▶ **Exercise data**:
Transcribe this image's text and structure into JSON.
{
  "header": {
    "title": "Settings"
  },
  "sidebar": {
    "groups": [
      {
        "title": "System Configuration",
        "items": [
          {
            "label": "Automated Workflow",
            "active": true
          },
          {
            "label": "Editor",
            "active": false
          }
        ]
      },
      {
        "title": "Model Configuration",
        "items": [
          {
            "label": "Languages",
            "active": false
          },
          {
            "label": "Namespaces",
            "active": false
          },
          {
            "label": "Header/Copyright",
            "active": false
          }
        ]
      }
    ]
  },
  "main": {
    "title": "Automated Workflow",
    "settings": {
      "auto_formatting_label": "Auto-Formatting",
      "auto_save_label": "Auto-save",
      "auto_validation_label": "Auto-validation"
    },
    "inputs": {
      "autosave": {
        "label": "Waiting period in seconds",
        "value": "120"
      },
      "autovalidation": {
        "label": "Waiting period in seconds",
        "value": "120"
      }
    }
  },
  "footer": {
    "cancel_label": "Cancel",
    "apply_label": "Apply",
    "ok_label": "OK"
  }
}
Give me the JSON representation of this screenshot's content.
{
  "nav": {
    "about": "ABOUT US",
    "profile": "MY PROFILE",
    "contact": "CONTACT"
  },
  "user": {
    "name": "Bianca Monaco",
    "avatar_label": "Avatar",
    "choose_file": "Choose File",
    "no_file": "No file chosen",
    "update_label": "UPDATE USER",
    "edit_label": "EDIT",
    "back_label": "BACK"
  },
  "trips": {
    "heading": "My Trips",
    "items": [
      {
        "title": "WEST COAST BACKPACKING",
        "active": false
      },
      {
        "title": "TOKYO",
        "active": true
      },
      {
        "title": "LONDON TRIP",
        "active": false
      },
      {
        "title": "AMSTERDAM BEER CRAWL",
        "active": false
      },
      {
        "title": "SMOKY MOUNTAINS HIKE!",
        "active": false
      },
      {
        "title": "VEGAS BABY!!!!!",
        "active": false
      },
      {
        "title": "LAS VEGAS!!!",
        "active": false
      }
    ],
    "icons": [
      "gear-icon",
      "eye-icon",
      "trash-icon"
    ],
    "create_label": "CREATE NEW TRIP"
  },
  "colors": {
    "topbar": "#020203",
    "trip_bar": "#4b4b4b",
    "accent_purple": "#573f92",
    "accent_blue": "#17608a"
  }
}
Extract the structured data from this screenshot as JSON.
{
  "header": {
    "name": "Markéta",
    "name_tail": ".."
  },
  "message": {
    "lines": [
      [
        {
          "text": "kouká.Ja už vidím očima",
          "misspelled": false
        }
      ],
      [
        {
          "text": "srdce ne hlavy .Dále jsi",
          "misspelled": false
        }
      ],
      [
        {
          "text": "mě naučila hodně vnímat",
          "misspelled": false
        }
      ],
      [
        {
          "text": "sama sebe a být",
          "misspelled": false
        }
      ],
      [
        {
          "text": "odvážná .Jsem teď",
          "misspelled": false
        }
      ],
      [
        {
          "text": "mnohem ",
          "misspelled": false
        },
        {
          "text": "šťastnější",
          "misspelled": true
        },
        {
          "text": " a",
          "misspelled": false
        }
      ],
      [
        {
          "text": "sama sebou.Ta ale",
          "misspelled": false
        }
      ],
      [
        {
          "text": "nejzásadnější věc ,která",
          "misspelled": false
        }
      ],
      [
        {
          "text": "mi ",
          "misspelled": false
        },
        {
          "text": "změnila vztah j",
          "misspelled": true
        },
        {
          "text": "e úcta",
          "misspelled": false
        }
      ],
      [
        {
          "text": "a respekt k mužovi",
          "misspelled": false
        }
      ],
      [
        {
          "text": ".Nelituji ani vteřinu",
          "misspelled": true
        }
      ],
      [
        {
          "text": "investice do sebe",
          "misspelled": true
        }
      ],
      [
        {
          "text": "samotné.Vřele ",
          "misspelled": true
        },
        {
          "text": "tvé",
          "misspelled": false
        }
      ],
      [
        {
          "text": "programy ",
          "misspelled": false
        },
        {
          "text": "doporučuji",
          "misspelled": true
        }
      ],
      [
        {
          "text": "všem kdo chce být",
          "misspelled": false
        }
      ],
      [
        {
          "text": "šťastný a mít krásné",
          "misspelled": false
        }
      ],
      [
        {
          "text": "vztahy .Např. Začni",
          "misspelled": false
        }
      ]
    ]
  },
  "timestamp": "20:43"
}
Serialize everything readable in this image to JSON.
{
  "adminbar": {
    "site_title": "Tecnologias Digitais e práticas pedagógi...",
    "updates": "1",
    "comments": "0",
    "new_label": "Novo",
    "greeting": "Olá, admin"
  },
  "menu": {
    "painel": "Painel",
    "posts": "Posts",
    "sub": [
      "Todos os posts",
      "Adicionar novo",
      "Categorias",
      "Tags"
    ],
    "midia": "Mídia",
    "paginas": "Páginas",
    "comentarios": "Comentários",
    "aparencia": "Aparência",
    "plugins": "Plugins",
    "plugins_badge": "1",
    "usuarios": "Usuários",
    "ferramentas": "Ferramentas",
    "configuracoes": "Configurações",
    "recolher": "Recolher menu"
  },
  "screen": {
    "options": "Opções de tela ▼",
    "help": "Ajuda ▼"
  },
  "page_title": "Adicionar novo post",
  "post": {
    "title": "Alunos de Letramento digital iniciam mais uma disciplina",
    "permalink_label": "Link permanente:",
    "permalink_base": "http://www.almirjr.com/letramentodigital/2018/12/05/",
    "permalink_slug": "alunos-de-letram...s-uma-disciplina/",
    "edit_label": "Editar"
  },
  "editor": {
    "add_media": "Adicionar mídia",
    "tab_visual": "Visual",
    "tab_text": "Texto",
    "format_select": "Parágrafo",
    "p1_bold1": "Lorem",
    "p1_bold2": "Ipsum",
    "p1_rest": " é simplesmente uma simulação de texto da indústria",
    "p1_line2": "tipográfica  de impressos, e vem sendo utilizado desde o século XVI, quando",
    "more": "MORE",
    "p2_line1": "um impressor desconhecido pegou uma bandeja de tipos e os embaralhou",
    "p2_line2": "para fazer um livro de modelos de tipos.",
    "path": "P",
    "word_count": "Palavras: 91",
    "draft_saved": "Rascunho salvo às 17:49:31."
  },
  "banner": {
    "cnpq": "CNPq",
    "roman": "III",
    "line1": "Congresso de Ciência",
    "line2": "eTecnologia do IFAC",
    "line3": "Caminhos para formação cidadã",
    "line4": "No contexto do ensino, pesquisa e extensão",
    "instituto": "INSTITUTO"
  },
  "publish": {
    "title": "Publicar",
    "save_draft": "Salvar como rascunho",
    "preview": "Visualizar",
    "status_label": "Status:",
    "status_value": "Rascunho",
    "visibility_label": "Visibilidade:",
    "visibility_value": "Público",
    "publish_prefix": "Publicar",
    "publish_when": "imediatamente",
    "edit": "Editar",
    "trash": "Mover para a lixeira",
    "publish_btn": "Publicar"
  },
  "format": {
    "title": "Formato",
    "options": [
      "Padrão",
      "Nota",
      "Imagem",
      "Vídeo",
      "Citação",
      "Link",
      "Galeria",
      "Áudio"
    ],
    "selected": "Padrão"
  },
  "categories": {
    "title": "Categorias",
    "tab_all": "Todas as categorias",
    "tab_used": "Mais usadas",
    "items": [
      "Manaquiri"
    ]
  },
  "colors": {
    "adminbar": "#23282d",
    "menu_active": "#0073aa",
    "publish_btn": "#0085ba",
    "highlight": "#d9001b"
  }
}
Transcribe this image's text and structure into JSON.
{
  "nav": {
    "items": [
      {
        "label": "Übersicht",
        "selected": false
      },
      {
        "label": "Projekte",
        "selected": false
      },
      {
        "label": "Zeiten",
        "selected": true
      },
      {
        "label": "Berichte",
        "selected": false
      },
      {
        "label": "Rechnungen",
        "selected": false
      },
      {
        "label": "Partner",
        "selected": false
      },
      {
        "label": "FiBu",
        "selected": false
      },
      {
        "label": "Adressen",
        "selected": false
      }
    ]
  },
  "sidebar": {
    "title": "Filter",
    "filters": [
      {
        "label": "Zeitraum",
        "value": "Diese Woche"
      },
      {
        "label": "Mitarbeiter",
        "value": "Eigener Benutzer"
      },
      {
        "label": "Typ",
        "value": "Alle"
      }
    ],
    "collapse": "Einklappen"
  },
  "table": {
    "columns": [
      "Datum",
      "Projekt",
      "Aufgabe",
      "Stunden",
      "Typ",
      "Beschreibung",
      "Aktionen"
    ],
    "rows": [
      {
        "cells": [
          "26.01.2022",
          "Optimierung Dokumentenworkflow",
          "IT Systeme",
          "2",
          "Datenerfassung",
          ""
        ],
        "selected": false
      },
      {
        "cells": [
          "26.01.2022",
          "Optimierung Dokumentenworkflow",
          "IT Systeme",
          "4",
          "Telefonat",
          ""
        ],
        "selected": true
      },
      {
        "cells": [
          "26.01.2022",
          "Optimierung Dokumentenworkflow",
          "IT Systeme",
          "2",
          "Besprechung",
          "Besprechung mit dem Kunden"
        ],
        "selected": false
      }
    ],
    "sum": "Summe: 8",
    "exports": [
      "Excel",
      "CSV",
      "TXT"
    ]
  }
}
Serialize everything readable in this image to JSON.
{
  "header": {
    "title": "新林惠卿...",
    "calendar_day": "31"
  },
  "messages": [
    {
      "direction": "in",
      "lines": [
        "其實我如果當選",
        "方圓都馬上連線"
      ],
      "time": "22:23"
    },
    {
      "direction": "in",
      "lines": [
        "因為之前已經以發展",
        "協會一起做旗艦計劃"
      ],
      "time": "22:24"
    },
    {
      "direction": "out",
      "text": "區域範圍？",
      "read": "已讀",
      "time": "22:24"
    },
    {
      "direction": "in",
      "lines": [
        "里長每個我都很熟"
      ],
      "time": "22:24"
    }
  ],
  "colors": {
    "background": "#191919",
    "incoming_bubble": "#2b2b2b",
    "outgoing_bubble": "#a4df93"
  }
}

▶ **What the task requires**:
State how many lines include the string "sebe", and nothing more.

▶ **The output**:
2